> _Exercise data_:
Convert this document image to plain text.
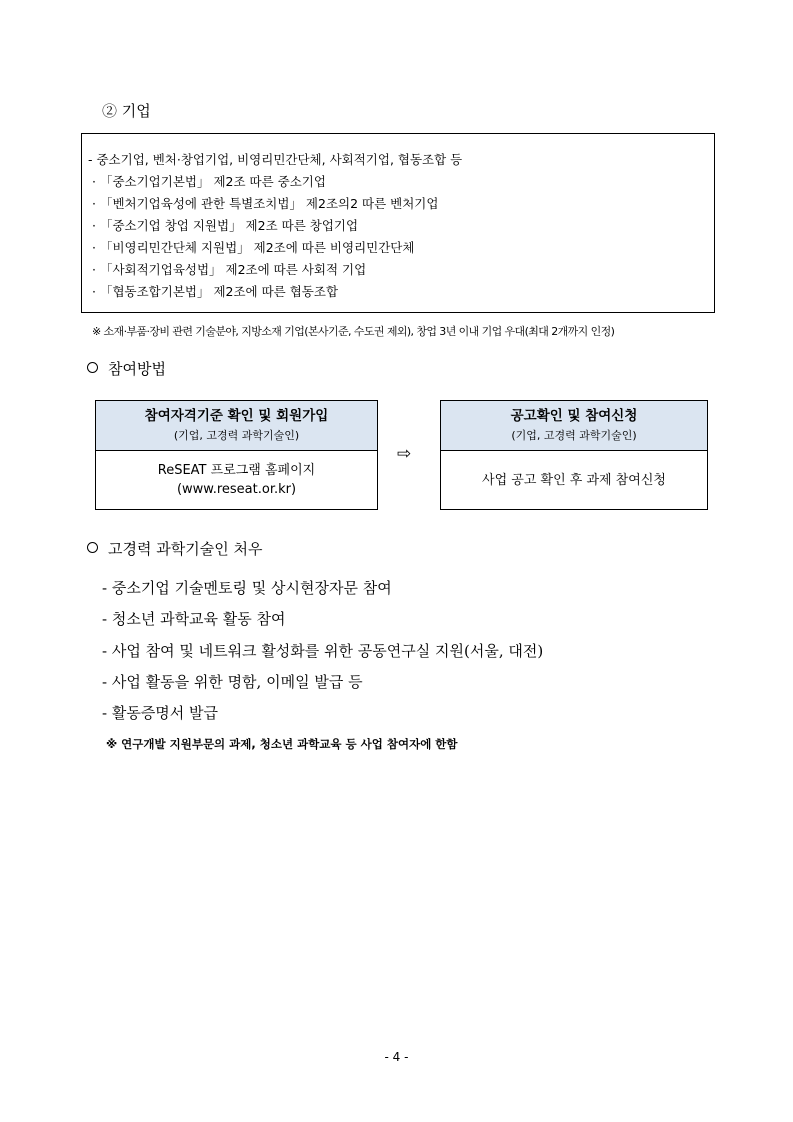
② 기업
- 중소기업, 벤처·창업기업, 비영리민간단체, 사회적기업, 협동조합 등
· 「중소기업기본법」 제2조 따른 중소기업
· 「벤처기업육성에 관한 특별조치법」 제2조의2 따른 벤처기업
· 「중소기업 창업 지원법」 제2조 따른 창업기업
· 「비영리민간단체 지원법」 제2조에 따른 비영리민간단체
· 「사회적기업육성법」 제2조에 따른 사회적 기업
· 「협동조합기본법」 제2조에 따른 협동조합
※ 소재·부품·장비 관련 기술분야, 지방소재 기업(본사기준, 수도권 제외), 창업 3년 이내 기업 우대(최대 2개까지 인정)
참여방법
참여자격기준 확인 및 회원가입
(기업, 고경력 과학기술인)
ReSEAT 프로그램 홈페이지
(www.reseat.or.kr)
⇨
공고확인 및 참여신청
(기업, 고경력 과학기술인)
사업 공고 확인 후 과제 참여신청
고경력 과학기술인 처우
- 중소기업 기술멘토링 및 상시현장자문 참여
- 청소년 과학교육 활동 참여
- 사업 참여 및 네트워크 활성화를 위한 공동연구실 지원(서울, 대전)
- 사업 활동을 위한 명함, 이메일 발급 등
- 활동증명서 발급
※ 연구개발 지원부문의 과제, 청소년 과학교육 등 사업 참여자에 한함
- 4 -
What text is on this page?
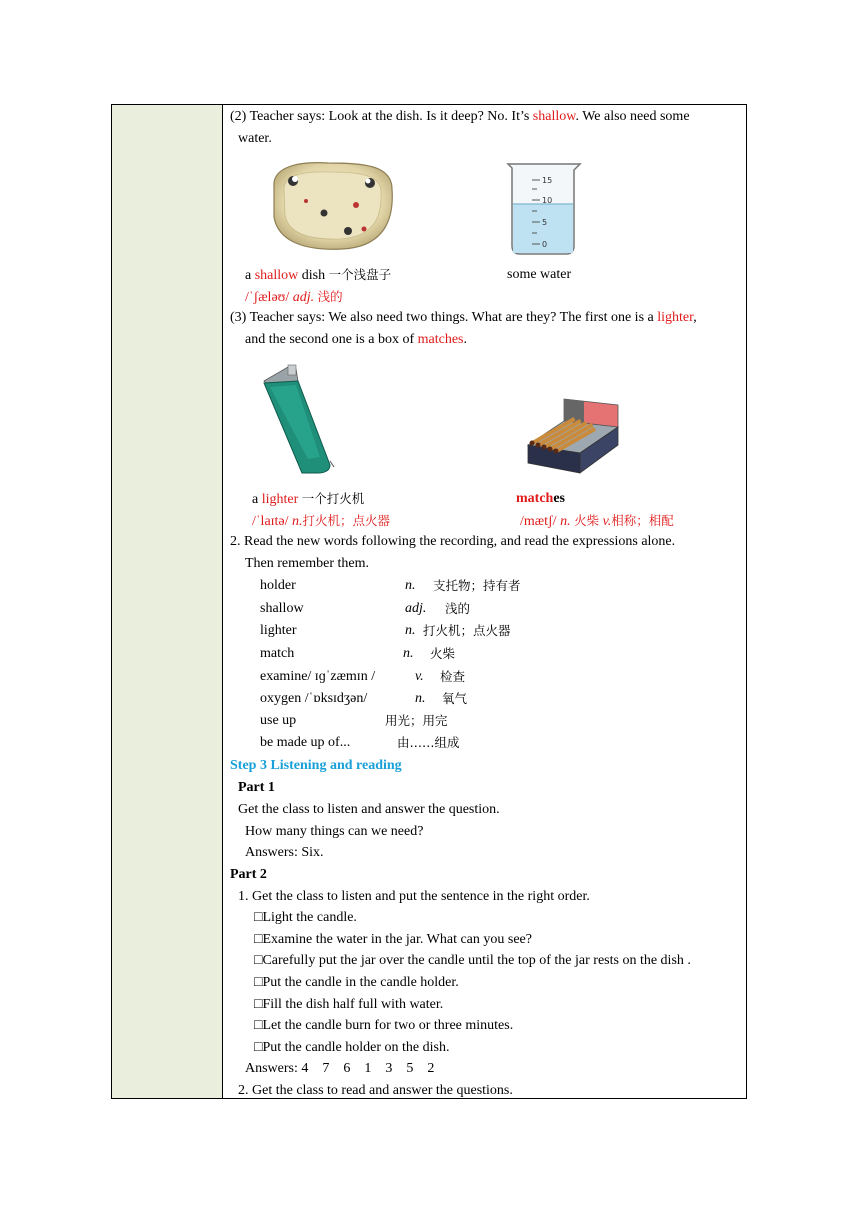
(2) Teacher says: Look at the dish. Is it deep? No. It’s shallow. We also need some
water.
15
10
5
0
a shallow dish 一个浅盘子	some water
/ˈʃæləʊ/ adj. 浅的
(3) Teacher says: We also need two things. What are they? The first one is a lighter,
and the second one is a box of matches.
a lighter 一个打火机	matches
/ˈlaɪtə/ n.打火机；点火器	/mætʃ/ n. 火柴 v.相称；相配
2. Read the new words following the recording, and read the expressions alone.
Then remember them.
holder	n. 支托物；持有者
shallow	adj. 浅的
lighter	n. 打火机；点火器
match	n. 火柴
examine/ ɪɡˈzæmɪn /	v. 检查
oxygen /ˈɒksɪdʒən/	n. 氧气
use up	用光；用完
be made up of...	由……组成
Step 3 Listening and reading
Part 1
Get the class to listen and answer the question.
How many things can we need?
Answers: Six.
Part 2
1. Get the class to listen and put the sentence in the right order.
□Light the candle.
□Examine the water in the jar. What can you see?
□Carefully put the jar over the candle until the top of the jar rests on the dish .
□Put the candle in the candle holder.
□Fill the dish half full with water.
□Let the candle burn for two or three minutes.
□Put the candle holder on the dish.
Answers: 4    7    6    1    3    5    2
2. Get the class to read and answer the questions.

> _Task directions_:
Repeat all of the data above word for word, minus the pictures.

> _Response_:
Convert this document image to plain text.
② 기업
- 중소기업, 벤처·창업기업, 비영리민간단체, 사회적기업, 협동조합 등
· 「중소기업기본법」 제2조 따른 중소기업
· 「벤처기업육성에 관한 특별조치법」 제2조의2 따른 벤처기업
· 「중소기업 창업 지원법」 제2조 따른 창업기업
· 「비영리민간단체 지원법」 제2조에 따른 비영리민간단체
· 「사회적기업육성법」 제2조에 따른 사회적 기업
· 「협동조합기본법」 제2조에 따른 협동조합
※ 소재·부품·장비 관련 기술분야, 지방소재 기업(본사기준, 수도권 제외), 창업 3년 이내 기업 우대(최대 2개까지 인정)
참여방법
참여자격기준 확인 및 회원가입
(기업, 고경력 과학기술인)
ReSEAT 프로그램 홈페이지
(www.reseat.or.kr)
⇨
공고확인 및 참여신청
(기업, 고경력 과학기술인)
사업 공고 확인 후 과제 참여신청
고경력 과학기술인 처우
- 중소기업 기술멘토링 및 상시현장자문 참여
- 청소년 과학교육 활동 참여
- 사업 참여 및 네트워크 활성화를 위한 공동연구실 지원(서울, 대전)
- 사업 활동을 위한 명함, 이메일 발급 등
- 활동증명서 발급
※ 연구개발 지원부문의 과제, 청소년 과학교육 등 사업 참여자에 한함
- 4 -
What text is on this page?
(2) Teacher says: Look at the dish. Is it deep? No. It’s shallow. We also need some
water.
15
10
5
0
a shallow dish 一个浅盘子	some water
/ˈʃæləʊ/ adj. 浅的
(3) Teacher says: We also need two things. What are they? The first one is a lighter,
and the second one is a box of matches.
a lighter 一个打火机	matches
/ˈlaɪtə/ n.打火机；点火器	/mætʃ/ n. 火柴 v.相称；相配
2. Read the new words following the recording, and read the expressions alone.
Then remember them.
holder	n. 支托物；持有者
shallow	adj. 浅的
lighter	n. 打火机；点火器
match	n. 火柴
examine/ ɪɡˈzæmɪn /	v. 检查
oxygen /ˈɒksɪdʒən/	n. 氧气
use up	用光；用完
be made up of...	由……组成
Step 3 Listening and reading
Part 1
Get the class to listen and answer the question.
How many things can we need?
Answers: Six.
Part 2
1. Get the class to listen and put the sentence in the right order.
□Light the candle.
□Examine the water in the jar. What can you see?
□Carefully put the jar over the candle until the top of the jar rests on the dish .
□Put the candle in the candle holder.
□Fill the dish half full with water.
□Let the candle burn for two or three minutes.
□Put the candle holder on the dish.
Answers: 4    7    6    1    3    5    2
2. Get the class to read and answer the questions.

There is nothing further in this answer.